◆ **GIVEN INSTRUCTION**
The data below must be copied in full and without any change.

>> start DATA SUPPLIED

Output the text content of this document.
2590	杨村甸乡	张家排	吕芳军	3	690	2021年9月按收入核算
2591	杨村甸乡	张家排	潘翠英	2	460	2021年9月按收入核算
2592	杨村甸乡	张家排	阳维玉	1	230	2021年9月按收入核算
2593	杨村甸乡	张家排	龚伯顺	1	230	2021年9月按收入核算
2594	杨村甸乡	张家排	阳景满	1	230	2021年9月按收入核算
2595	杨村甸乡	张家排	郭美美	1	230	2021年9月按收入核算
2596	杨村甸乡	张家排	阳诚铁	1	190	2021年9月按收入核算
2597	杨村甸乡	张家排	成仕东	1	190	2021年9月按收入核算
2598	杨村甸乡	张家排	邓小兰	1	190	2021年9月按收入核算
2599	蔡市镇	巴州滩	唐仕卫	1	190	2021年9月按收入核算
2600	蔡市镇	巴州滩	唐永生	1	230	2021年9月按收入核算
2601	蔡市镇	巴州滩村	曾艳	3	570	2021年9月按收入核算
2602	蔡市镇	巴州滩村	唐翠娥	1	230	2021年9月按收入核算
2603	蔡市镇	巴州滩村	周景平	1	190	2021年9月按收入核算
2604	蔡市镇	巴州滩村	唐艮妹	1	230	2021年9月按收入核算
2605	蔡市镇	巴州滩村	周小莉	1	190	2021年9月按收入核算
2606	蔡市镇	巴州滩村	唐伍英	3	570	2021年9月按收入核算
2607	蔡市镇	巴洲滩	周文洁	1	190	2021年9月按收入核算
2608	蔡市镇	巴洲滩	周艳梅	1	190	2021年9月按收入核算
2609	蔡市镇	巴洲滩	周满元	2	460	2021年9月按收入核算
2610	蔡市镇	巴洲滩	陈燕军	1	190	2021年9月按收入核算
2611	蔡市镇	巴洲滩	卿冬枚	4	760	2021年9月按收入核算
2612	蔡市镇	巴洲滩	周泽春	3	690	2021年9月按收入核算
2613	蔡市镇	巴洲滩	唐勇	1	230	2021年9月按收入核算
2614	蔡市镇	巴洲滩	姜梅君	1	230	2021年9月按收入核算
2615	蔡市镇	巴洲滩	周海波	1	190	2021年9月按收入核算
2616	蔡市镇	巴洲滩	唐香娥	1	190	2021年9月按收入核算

>> end DATA SUPPLIED

◆ **EXERCISE OUTPUT**
Output the text content of this document.
2590	杨村甸乡	张家排	吕芳军	3	690	2021年9月按收入核算
2591	杨村甸乡	张家排	潘翠英	2	460	2021年9月按收入核算
2592	杨村甸乡	张家排	阳维玉	1	230	2021年9月按收入核算
2593	杨村甸乡	张家排	龚伯顺	1	230	2021年9月按收入核算
2594	杨村甸乡	张家排	阳景满	1	230	2021年9月按收入核算
2595	杨村甸乡	张家排	郭美美	1	230	2021年9月按收入核算
2596	杨村甸乡	张家排	阳诚铁	1	190	2021年9月按收入核算
2597	杨村甸乡	张家排	成仕东	1	190	2021年9月按收入核算
2598	杨村甸乡	张家排	邓小兰	1	190	2021年9月按收入核算
2599	蔡市镇	巴州滩	唐仕卫	1	190	2021年9月按收入核算
2600	蔡市镇	巴州滩	唐永生	1	230	2021年9月按收入核算
2601	蔡市镇	巴州滩村	曾艳	3	570	2021年9月按收入核算
2602	蔡市镇	巴州滩村	唐翠娥	1	230	2021年9月按收入核算
2603	蔡市镇	巴州滩村	周景平	1	190	2021年9月按收入核算
2604	蔡市镇	巴州滩村	唐艮妹	1	230	2021年9月按收入核算
2605	蔡市镇	巴州滩村	周小莉	1	190	2021年9月按收入核算
2606	蔡市镇	巴州滩村	唐伍英	3	570	2021年9月按收入核算
2607	蔡市镇	巴洲滩	周文洁	1	190	2021年9月按收入核算
2608	蔡市镇	巴洲滩	周艳梅	1	190	2021年9月按收入核算
2609	蔡市镇	巴洲滩	周满元	2	460	2021年9月按收入核算
2610	蔡市镇	巴洲滩	陈燕军	1	190	2021年9月按收入核算
2611	蔡市镇	巴洲滩	卿冬枚	4	760	2021年9月按收入核算
2612	蔡市镇	巴洲滩	周泽春	3	690	2021年9月按收入核算
2613	蔡市镇	巴洲滩	唐勇	1	230	2021年9月按收入核算
2614	蔡市镇	巴洲滩	姜梅君	1	230	2021年9月按收入核算
2615	蔡市镇	巴洲滩	周海波	1	190	2021年9月按收入核算
2616	蔡市镇	巴洲滩	唐香娥	1	190	2021年9月按收入核算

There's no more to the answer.